→ **Source document**
Re: Best Practice to add a node in a Cluster

2015-04-27 Thread Neha Trivedi
Thans Arun !

On Tue, Apr 28, 2015 at 9:44 AM, arun sirimalla  wrote:

> Hi Neha,
>
>
> After you add the node to the cluster, run nodetool cleanup on all nodes.
> Next running repair on each node will replicate the data. Make sure you
> run the repair on one node at a time, because repair is an expensive
> process (Utilizes high CPU).
>
>
>
>
> On Mon, Apr 27, 2015 at 8:36 PM, Neha Trivedi 
> wrote:
>
>> Thanks Eric and Matt :) !!
>>
>> Yes the purpose is to improve reliability.
>> Right now, from our driver we are querying using degradePolicy for
>> reliability.
>>
>>
>>
>> *For changing the keyspace for RF=3, the procedure is as under:*
>> 1. Add a new node to the cluster (new node is not in seed list)
>>
>> 2. ALTER KEYSPACE system_auth WITH REPLICATION =
>>   {'class' : 'NetworkTopologyStrategy', 'dc1' : 3};
>>
>>
>>1. On each affected node, run nodetool repair
>>
>> .
>>
>>2. Wait until repair completes on a node, then move to the next node.
>>
>>
>> Any other things to take care?
>>
>> Thanks
>> Regards
>> neha
>>
>>
>> On Mon, Apr 27, 2015 at 9:45 PM, Eric Stevens  wrote:
>>
>>> It depends on why you're adding a new node.  If you're running out of
>>> disk space or IO capacity in your 2 node cluster, then changing RF to 3
>>> will not improve either condition - you'd still be writing all data to all
>>> three nodes.
>>>
>>> However if you're looking to improve reliability, a 2 node RF=2 cluster
>>> cannot have either node offline without losing quorum, while a 3 node RF=3
>>> cluster can have one node offline and still be able to achieve quorum.

→ **Information supplied**
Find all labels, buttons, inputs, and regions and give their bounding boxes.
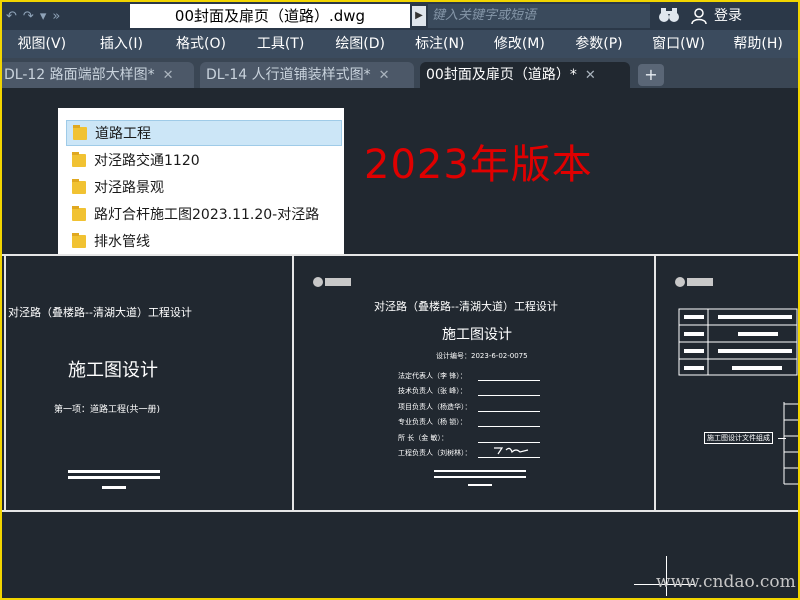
folder-item[interactable]: 路灯合杆施工图2023.11.20-对泾路 [66,201,342,227]
folder-name: 对泾路交通1120 [94,153,200,169]
sheet1-subtitle: 第一项：道路工程(共一册) [54,405,161,415]
close-icon[interactable]: ✕ [585,68,596,83]
sign-row: 技术负责人（张 峰）： [398,387,467,395]
expand-icon[interactable]: » [52,9,60,24]
new-tab-button[interactable]: + [638,64,664,86]
menu-bar: 视图(V) 插入(I) 格式(O) 工具(T) 绘图(D) 标注(N) 修改(M… [2,30,798,58]
quick-access-toolbar: ↶ ↷ ▾ » [6,6,126,26]
tab-label: 00封面及扉页（道路）* [426,67,577,83]
sign-line [478,457,540,458]
menu-view[interactable]: 视图(V) [2,30,82,58]
company-logo-icon [313,277,351,287]
dropdown-icon[interactable]: ▾ [40,9,47,24]
menu-draw[interactable]: 绘图(D) [320,30,400,58]
sheet2-stamp-line [468,484,492,486]
sheet-border [292,254,294,512]
sheet1-stamp-line [102,486,126,489]
title-bar: ↶ ↷ ▾ » 00封面及扉页（道路）.dwg ▶ 键入关键字或短语 登录 [2,2,798,30]
folder-item[interactable]: 道路工程 [66,120,342,146]
folder-name: 对泾路景观 [94,180,164,196]
folder-icon [72,206,86,222]
tab-label: DL-12 路面端部大样图* [4,67,155,83]
tab-label: DL-14 人行道铺装样式图* [206,67,371,83]
menu-dimension[interactable]: 标注(N) [400,30,480,58]
sheet2-title: 施工图设计 [442,327,512,343]
title-arrow-icon[interactable]: ▶ [412,6,426,26]
sign-line [478,411,540,412]
folder-icon [72,152,86,168]
menu-format[interactable]: 格式(O) [161,30,241,58]
sheet2-stamp-line [434,476,526,478]
folder-name: 排水管线 [94,234,150,250]
menu-insert[interactable]: 插入(I) [82,30,162,58]
sign-row: 法定代表人（李 锋）： [398,372,467,380]
sheet2-stamp-line [434,470,526,472]
signature-scribble [494,447,529,455]
folder-item[interactable]: 对泾路景观 [66,174,342,200]
sign-line [478,426,540,427]
folder-item[interactable]: 对泾路交通1120 [66,147,342,173]
sign-line [478,395,540,396]
sheet1-stamp-line [68,476,160,479]
sheet3-info-table [678,308,798,376]
folder-name: 路灯合杆施工图2023.11.20-对泾路 [94,207,320,223]
tab-dl12[interactable]: DL-12 路面端部大样图* ✕ [2,62,194,88]
binoculars-icon[interactable] [658,6,680,26]
search-input[interactable]: 键入关键字或短语 [428,4,650,28]
sheet2-project-title: 对泾路（叠楼路--清湖大道）工程设计 [374,300,558,313]
sign-line [478,380,540,381]
sheet-border [4,254,6,512]
version-overlay-text: 2023年版本 [364,142,593,188]
menu-help[interactable]: 帮助(H) [718,30,798,58]
document-title: 00封面及扉页（道路）.dwg [130,4,410,28]
sign-row: 专业负责人（杨 锁）： [398,418,467,426]
sheet1-stamp-line [68,470,160,473]
sheet-border [654,254,656,512]
folder-item[interactable]: 排水管线 [66,228,342,254]
sign-row: 工程负责人（刘树林）： [398,449,472,457]
sign-row: 所 长（金 敏）： [398,434,448,442]
menu-tools[interactable]: 工具(T) [241,30,321,58]
redo-icon[interactable]: ↷ [23,9,34,24]
user-icon[interactable] [690,7,708,25]
folder-icon [72,233,86,249]
folder-list-panel: 道路工程 对泾路交通1120 对泾路景观 路灯合杆施工图2023.11.20-对… [58,108,344,254]
sheet-border [2,510,798,512]
menu-modify[interactable]: 修改(M) [480,30,560,58]
undo-icon[interactable]: ↶ [6,9,17,24]
folder-icon [73,125,87,141]
sheet3-label: 施工图设计文件组成 [704,432,773,444]
drawing-canvas[interactable]: 道路工程 对泾路交通1120 对泾路景观 路灯合杆施工图2023.11.20-对… [2,88,798,598]
folder-icon [72,179,86,195]
company-logo-icon [675,277,713,287]
sign-row: 项目负责人（杨造华）： [398,403,472,411]
menu-window[interactable]: 窗口(W) [639,30,719,58]
tab-cover-active[interactable]: 00封面及扉页（道路）* ✕ [420,62,630,88]
menu-parameters[interactable]: 参数(P) [559,30,639,58]
design-number: 设计编号：2023-6-02-0075 [436,352,528,360]
document-tab-bar: DL-12 路面端部大样图* ✕ DL-14 人行道铺装样式图* ✕ 00封面及扉页… [2,58,798,88]
close-icon[interactable]: ✕ [379,68,390,83]
folder-name: 道路工程 [95,126,151,142]
sheet1-project-title: 对泾路（叠楼路--清湖大道）工程设计 [8,306,192,319]
login-button[interactable]: 登录 [714,6,742,26]
sheet-border [2,254,798,256]
sheet1-title: 施工图设计 [68,360,158,381]
tab-dl14[interactable]: DL-14 人行道铺装样式图* ✕ [200,62,414,88]
close-icon[interactable]: ✕ [163,68,174,83]
cad-window: ↶ ↷ ▾ » 00封面及扉页（道路）.dwg ▶ 键入关键字或短语 登录 视图… [2,2,798,598]
sign-line [478,442,540,443]
sheet3-tree-diagram [783,402,798,485]
watermark-text: www.cndao.com [656,572,796,592]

→ **What is expected**
Reproduce the part of the thread on adding a node to a cluster between "2015-04-27 Thread Neha" and "on all nodes.", inclusive.

→ **Written reply**
2015-04-27 Thread Neha Trivedi
Thans Arun !

On Tue, Apr 28, 2015 at 9:44 AM, arun sirimalla  wrote:

> Hi Neha,
>
>
> After you add the node to the cluster, run nodetool cleanup on all nodes.